> TASK STATEMENT
Pick out the lines containing "this".

Figure dataset records
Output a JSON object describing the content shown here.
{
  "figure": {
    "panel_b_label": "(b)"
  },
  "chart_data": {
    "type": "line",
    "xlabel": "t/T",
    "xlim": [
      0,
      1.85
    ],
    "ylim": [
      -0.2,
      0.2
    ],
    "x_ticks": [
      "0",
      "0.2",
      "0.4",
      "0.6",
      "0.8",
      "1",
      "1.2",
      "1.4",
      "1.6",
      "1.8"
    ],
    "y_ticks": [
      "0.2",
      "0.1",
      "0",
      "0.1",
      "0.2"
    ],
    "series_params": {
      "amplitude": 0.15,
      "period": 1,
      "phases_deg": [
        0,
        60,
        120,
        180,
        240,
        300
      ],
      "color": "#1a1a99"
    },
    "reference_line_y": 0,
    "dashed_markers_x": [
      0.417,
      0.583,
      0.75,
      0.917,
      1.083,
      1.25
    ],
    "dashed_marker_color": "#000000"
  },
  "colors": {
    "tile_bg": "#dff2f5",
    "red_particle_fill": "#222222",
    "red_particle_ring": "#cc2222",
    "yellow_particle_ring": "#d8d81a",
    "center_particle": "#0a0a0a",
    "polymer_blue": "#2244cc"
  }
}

==

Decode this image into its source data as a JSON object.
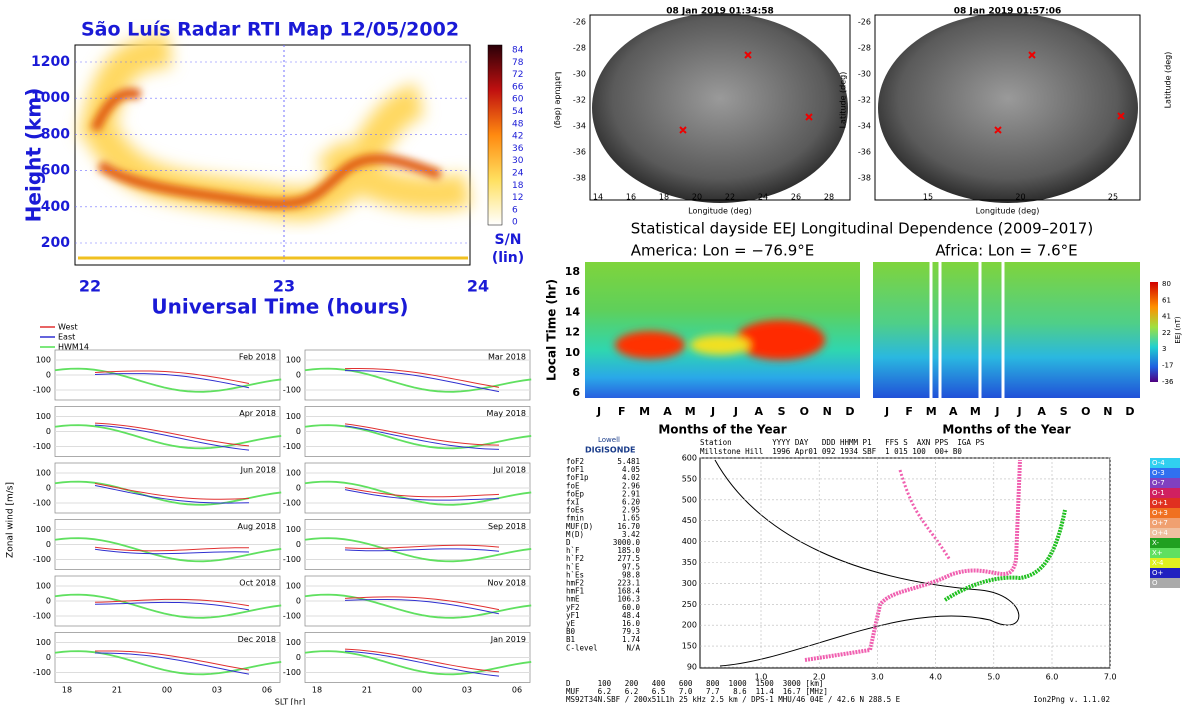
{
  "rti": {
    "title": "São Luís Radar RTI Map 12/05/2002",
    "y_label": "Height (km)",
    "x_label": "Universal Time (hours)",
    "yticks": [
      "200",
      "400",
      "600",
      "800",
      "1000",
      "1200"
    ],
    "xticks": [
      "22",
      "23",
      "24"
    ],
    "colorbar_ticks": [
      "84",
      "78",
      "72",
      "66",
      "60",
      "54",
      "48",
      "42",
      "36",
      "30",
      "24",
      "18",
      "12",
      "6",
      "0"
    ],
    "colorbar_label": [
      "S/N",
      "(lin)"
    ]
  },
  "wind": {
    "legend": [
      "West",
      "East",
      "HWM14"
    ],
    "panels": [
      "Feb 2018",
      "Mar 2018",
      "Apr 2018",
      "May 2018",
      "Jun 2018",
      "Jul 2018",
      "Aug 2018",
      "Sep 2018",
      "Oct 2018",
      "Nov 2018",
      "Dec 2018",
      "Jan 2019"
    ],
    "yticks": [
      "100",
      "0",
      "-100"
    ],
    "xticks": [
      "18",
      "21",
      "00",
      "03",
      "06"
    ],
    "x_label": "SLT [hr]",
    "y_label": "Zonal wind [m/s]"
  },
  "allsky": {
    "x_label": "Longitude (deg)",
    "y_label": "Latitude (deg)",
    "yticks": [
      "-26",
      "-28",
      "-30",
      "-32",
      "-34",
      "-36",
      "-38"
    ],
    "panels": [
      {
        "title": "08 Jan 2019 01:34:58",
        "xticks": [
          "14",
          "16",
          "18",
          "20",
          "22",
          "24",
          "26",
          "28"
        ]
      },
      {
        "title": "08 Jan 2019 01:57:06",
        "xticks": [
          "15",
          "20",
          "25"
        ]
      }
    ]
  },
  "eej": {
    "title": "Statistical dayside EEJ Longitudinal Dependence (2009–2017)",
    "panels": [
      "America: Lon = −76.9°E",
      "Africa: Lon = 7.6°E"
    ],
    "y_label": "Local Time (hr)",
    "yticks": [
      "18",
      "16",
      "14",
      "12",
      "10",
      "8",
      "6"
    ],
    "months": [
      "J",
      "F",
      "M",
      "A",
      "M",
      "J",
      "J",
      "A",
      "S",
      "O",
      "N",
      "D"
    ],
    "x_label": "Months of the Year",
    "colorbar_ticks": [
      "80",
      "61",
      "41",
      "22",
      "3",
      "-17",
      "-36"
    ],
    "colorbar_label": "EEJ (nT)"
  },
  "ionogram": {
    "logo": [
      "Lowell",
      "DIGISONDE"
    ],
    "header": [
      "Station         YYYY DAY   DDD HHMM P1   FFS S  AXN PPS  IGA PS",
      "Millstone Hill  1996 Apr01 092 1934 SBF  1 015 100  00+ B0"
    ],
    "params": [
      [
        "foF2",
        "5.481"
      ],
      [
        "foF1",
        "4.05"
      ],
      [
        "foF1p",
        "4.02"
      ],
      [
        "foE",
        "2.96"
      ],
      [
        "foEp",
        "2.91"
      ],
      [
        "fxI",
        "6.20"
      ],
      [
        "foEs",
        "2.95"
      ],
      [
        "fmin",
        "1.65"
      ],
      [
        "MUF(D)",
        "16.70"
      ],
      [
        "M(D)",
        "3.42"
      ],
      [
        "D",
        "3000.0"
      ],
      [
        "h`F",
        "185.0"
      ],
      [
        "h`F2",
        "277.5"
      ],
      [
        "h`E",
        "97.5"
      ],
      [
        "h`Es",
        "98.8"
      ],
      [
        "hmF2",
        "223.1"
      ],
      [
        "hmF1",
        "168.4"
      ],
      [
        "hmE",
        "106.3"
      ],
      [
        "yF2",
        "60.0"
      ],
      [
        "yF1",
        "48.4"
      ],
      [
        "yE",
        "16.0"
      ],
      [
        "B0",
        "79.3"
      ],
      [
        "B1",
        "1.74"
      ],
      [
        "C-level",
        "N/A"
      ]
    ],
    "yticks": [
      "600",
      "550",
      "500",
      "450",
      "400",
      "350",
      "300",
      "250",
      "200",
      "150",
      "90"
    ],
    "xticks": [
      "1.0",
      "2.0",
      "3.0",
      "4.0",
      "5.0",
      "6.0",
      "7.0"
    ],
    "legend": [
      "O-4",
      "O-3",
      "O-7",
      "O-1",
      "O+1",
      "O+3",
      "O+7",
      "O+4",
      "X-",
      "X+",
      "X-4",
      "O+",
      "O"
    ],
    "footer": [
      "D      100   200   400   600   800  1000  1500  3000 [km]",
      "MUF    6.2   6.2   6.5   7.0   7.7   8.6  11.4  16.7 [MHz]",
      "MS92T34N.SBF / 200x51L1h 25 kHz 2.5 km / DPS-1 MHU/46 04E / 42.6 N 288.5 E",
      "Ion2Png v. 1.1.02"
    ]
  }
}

==

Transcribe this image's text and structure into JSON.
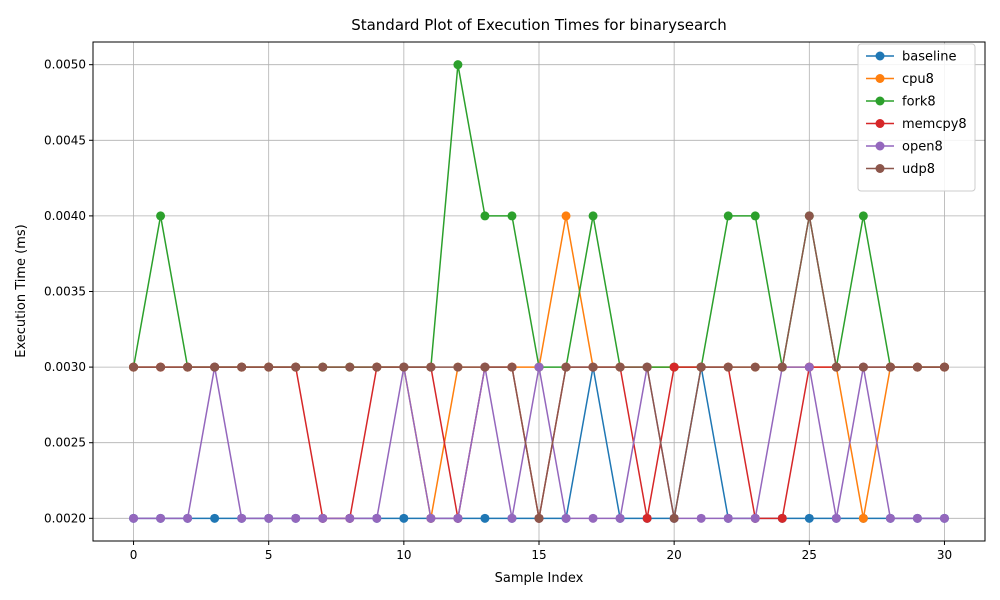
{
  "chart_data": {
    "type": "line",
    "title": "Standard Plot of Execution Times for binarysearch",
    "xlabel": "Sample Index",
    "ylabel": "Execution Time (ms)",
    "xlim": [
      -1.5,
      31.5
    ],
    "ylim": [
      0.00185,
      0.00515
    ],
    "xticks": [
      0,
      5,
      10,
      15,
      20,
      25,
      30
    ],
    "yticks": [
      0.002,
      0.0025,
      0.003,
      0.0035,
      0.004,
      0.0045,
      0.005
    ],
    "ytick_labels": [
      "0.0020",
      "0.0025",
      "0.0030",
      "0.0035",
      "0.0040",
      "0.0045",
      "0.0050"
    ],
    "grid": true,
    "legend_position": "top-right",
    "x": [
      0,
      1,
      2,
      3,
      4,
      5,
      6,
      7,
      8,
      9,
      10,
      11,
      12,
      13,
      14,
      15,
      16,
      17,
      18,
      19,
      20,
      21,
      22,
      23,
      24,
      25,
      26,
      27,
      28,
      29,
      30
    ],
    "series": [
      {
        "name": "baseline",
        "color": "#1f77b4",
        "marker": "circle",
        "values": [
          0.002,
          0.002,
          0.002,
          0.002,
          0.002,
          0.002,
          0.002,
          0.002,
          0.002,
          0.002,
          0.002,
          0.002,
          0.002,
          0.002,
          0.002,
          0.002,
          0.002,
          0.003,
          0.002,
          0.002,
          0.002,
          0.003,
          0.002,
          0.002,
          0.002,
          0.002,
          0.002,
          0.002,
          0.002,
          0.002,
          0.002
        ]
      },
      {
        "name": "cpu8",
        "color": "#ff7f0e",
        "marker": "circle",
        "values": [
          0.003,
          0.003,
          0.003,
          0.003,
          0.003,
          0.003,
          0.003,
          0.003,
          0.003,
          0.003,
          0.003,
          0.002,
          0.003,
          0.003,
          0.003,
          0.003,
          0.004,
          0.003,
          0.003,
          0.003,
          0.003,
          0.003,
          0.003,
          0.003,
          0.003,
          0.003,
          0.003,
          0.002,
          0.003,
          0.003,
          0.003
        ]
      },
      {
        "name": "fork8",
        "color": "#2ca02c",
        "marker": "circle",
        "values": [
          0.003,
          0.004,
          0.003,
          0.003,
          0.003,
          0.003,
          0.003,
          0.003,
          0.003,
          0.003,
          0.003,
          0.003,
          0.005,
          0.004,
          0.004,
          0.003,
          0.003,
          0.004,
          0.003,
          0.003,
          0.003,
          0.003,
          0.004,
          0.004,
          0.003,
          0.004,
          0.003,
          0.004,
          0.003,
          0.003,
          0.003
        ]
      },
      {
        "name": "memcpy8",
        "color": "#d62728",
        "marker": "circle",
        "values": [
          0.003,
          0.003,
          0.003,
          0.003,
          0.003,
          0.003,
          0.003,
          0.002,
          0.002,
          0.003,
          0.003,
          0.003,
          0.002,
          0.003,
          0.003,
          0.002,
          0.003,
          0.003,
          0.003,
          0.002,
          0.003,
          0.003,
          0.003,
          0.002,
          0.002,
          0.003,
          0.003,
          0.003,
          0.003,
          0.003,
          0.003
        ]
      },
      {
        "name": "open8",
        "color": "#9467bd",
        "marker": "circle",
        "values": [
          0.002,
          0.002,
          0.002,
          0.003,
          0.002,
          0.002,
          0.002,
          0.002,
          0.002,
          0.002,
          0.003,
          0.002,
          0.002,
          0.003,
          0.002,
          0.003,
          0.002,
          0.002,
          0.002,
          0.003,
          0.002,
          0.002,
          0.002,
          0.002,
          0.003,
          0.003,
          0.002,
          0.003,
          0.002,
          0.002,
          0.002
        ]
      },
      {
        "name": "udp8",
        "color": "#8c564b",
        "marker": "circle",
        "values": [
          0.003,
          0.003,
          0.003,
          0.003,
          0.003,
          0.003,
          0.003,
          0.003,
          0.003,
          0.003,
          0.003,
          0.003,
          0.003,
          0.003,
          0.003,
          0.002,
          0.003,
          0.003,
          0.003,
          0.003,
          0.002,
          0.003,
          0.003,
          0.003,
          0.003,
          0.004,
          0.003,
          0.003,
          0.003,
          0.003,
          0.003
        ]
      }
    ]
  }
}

> CORRECT ANSWER
Decode this image into its source data as a JSON object.
Transcribe this image's text and structure into JSON.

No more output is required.